[begin TASK DATA]

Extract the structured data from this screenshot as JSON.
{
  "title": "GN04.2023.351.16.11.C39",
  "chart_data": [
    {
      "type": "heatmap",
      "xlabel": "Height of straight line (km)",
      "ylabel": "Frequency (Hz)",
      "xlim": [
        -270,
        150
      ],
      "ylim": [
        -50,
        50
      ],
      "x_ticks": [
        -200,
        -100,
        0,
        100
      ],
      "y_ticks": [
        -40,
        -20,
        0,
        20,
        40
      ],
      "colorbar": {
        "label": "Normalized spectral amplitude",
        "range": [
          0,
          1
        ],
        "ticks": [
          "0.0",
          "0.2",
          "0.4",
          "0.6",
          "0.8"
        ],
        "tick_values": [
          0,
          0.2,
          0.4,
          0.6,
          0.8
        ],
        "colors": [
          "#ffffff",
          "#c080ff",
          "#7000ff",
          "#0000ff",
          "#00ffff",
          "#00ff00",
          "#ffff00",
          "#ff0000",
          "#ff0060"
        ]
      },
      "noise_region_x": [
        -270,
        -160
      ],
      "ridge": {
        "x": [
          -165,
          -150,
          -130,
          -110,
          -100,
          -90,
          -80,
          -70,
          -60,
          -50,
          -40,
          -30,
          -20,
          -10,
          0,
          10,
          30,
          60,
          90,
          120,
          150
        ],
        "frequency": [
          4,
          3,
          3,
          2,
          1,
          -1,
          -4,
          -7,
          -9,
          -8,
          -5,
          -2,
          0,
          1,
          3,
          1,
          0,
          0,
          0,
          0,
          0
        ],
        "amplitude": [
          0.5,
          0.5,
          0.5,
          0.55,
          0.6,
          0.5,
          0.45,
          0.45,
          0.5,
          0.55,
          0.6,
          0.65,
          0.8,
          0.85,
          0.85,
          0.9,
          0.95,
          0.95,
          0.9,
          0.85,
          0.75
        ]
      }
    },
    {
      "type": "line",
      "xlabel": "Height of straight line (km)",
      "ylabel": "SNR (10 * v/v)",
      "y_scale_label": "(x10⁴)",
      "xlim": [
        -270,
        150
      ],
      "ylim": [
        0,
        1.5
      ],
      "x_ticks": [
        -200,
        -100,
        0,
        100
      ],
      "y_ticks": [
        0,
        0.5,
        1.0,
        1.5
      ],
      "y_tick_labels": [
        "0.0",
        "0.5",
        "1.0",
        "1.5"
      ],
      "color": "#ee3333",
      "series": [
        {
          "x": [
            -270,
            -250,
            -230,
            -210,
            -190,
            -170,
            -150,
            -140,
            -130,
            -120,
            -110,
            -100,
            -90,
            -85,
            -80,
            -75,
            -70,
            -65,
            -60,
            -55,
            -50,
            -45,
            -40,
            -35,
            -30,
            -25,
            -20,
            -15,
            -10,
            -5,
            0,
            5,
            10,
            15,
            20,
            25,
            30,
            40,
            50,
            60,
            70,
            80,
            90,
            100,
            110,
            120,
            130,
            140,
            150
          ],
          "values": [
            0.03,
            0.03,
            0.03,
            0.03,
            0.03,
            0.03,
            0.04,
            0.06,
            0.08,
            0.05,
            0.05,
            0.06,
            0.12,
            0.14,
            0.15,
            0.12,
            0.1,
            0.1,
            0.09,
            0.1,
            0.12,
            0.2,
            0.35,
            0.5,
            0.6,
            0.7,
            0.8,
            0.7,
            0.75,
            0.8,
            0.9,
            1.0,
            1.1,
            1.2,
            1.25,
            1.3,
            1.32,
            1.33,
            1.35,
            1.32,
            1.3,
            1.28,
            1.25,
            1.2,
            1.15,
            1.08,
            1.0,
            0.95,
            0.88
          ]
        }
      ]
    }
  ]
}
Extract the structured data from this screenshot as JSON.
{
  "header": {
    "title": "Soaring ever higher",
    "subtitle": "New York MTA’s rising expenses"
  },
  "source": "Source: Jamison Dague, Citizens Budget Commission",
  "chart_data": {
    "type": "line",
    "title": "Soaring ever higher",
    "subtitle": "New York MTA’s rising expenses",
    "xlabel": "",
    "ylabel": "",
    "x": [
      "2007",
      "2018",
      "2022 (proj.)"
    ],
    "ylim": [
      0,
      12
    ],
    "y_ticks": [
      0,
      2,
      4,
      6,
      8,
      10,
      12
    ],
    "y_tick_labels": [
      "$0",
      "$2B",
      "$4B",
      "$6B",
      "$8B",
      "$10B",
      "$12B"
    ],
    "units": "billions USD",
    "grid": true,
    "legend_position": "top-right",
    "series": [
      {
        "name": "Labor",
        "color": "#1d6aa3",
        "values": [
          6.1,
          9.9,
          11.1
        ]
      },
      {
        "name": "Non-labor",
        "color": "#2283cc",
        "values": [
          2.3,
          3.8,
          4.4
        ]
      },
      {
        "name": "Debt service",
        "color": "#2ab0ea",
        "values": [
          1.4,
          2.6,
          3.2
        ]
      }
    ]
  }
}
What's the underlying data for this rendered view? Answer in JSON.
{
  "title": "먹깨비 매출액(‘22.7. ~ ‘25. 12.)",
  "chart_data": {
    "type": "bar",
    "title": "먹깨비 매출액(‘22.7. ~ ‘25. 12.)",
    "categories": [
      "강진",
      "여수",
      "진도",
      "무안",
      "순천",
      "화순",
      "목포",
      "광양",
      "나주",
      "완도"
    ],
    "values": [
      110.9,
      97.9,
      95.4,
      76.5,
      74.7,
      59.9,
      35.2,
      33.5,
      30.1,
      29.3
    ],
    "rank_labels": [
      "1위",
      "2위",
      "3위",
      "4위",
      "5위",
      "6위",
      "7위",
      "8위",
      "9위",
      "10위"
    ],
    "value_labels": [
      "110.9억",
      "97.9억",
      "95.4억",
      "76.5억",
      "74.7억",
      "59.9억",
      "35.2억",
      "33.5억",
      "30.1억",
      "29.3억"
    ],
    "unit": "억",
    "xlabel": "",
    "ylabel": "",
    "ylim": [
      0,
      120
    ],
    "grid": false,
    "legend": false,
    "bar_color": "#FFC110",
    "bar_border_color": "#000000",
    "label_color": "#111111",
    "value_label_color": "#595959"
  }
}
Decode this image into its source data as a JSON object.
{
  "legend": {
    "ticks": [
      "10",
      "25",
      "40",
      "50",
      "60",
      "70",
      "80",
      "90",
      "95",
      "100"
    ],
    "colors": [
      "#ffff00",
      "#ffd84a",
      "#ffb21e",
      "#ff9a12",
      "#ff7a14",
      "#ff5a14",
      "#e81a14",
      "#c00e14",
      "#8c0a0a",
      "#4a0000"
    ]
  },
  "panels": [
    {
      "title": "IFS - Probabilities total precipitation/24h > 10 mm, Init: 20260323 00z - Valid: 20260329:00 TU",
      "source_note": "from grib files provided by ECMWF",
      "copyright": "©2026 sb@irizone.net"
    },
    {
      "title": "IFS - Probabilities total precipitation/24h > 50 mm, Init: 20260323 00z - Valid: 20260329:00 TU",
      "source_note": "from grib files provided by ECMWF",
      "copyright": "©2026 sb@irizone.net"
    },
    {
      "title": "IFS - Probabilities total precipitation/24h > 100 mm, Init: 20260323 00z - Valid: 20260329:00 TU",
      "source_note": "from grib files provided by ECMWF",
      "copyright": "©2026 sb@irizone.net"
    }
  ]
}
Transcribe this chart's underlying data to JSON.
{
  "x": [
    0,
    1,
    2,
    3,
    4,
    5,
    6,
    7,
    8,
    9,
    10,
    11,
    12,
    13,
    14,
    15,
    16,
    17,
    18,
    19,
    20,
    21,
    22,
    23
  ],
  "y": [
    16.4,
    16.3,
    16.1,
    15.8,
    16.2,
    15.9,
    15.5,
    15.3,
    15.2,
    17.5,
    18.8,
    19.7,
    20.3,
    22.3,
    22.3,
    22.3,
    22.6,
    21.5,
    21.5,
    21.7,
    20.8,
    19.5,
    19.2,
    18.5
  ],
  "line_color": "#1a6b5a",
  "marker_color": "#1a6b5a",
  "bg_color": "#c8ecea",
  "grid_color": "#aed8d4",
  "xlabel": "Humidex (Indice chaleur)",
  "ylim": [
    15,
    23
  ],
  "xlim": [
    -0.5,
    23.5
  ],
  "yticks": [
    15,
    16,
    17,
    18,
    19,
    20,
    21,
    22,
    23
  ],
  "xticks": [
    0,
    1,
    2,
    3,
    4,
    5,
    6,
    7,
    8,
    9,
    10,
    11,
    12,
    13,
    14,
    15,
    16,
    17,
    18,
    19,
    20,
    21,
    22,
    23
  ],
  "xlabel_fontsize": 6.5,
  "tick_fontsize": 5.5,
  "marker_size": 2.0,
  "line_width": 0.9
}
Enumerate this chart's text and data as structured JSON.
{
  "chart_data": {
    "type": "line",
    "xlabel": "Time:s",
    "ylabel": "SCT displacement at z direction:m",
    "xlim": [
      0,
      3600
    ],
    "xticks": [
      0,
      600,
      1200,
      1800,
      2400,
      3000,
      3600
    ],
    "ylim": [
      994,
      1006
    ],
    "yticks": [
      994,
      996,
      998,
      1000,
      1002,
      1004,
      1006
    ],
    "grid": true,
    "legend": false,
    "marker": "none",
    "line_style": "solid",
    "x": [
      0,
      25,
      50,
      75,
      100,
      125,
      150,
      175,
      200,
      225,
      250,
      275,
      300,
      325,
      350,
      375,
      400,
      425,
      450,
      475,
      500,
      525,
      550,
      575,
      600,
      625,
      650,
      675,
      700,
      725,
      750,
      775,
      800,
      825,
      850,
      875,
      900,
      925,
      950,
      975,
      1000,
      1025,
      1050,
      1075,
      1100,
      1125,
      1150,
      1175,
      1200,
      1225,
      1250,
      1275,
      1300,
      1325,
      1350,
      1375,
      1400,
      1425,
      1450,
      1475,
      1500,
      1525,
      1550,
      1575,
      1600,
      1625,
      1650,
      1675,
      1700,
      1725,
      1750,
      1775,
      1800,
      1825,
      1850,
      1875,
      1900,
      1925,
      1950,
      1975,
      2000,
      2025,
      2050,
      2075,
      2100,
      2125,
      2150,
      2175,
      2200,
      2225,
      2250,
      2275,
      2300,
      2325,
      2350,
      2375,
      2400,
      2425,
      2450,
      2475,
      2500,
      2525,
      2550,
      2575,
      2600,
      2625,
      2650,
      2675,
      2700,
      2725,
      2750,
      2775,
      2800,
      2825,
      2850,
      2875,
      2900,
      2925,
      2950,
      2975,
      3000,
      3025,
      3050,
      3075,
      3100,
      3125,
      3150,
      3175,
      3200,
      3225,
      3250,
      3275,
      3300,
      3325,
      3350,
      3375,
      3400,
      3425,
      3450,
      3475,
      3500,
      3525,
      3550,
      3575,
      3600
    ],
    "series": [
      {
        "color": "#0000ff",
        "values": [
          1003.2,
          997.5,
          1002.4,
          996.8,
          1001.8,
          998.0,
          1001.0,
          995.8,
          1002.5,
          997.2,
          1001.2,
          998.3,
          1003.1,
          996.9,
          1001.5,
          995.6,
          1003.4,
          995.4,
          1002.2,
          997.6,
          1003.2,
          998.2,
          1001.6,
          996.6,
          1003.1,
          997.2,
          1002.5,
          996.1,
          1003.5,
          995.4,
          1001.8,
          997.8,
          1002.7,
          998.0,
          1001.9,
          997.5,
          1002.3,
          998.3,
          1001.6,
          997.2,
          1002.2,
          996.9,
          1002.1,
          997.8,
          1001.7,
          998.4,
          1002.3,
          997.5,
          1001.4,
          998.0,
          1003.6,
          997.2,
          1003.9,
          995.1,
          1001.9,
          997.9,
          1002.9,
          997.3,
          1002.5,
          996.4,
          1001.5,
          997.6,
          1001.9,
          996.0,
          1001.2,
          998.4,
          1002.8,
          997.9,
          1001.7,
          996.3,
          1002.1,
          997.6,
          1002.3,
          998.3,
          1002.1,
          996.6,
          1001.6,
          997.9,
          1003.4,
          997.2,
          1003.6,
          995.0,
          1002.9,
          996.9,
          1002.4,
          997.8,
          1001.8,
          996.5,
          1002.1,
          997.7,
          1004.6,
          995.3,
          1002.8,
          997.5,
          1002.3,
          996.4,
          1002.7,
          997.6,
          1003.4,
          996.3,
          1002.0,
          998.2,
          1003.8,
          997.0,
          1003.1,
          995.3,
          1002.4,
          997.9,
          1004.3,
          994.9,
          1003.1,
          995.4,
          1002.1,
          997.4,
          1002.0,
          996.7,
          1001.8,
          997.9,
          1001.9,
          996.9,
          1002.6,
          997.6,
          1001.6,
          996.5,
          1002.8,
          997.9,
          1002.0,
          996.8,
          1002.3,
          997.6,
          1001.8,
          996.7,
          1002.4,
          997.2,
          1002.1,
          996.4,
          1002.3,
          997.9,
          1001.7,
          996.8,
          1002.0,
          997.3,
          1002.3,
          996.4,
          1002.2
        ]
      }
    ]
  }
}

[end TASK DATA]

• _GIVEN EXERCISE_
Pull out every line holding "ylabel" from the records above, and copy it.

• _ANSWER TO THIS TASK_
      "ylabel": "Frequency (Hz)",
      "ylabel": "SNR (10 * v/v)",
    "ylabel": "",
    "ylabel": "",
    "ylabel": "SCT displacement at z direction:m",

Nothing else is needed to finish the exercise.